Find every line of the listing below where "true" appears, and copy it.
— START OF ENTRIES SHOWN —
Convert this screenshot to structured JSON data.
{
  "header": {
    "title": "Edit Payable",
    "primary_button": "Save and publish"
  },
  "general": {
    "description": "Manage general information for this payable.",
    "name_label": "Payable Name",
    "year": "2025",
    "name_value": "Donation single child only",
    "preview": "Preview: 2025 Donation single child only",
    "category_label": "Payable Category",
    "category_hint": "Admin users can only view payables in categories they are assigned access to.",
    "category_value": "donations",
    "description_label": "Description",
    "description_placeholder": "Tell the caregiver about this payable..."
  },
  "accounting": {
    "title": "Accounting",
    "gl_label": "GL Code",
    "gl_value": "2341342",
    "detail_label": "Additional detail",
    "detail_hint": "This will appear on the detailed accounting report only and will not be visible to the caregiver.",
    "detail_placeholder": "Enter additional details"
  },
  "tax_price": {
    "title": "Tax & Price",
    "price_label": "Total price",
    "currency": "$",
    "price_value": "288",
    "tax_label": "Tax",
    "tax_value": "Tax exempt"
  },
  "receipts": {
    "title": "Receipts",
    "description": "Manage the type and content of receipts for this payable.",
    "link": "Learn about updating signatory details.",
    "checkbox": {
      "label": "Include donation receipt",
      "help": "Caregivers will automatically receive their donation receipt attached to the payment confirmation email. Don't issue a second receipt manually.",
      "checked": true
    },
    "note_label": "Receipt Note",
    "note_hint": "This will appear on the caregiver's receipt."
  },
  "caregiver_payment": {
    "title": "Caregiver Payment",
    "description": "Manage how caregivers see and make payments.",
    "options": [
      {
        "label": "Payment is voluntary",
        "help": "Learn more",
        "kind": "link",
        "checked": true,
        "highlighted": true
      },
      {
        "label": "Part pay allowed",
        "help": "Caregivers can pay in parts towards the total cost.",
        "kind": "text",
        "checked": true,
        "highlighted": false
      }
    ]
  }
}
— END OF ENTRIES SHOWN —
EXERCISE SOLUTION:
      "checked": true
        "checked": true,
        "highlighted": true
        "checked": true,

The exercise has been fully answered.